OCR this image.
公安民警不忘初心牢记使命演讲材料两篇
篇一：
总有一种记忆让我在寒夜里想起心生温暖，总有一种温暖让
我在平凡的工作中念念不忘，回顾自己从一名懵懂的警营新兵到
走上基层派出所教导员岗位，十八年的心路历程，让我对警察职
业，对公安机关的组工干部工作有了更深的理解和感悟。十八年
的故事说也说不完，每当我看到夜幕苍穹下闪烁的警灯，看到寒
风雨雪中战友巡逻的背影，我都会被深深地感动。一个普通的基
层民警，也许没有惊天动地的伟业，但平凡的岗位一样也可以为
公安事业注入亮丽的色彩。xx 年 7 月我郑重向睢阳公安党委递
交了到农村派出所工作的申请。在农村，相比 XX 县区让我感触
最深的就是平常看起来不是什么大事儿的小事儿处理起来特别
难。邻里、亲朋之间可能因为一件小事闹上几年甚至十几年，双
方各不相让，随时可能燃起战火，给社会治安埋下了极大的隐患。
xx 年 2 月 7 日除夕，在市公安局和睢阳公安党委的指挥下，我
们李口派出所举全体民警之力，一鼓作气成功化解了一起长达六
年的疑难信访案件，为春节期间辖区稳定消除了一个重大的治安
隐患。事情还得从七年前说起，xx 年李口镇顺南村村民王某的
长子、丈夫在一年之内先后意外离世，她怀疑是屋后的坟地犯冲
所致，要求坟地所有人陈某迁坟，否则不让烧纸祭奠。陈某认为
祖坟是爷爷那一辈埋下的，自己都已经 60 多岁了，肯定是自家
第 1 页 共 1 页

STATED PROBLEM:
Transcribe all entries exactly as they are given.

WRITTEN RESPONSE:
OCR this image.
公安民警不忘初心牢记使命演讲材料两篇
篇一：
总有一种记忆让我在寒夜里想起心生温暖，总有一种温暖让
我在平凡的工作中念念不忘，回顾自己从一名懵懂的警营新兵到
走上基层派出所教导员岗位，十八年的心路历程，让我对警察职
业，对公安机关的组工干部工作有了更深的理解和感悟。十八年
的故事说也说不完，每当我看到夜幕苍穹下闪烁的警灯，看到寒
风雨雪中战友巡逻的背影，我都会被深深地感动。一个普通的基
层民警，也许没有惊天动地的伟业，但平凡的岗位一样也可以为
公安事业注入亮丽的色彩。xx 年 7 月我郑重向睢阳公安党委递
交了到农村派出所工作的申请。在农村，相比 XX 县区让我感触
最深的就是平常看起来不是什么大事儿的小事儿处理起来特别
难。邻里、亲朋之间可能因为一件小事闹上几年甚至十几年，双
方各不相让，随时可能燃起战火，给社会治安埋下了极大的隐患。
xx 年 2 月 7 日除夕，在市公安局和睢阳公安党委的指挥下，我
们李口派出所举全体民警之力，一鼓作气成功化解了一起长达六
年的疑难信访案件，为春节期间辖区稳定消除了一个重大的治安
隐患。事情还得从七年前说起，xx 年李口镇顺南村村民王某的
长子、丈夫在一年之内先后意外离世，她怀疑是屋后的坟地犯冲
所致，要求坟地所有人陈某迁坟，否则不让烧纸祭奠。陈某认为
祖坟是爷爷那一辈埋下的，自己都已经 60 多岁了，肯定是自家
第 1 页 共 1 页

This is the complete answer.